__Stored data__
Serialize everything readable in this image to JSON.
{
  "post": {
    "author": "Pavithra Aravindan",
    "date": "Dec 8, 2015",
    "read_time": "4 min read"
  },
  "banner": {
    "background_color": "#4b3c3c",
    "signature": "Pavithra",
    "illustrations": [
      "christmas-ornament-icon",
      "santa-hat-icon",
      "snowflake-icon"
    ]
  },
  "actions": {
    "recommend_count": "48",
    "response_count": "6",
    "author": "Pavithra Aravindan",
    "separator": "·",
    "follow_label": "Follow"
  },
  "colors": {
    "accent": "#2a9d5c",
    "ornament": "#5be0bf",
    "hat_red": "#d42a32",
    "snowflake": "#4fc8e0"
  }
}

__THE REQUEST__
Locate and copy each line in the data above that includes the word "ornament".

__SOLUTION TO THIS EXERCISE__
      "christmas-ornament-icon",
    "ornament": "#5be0bf",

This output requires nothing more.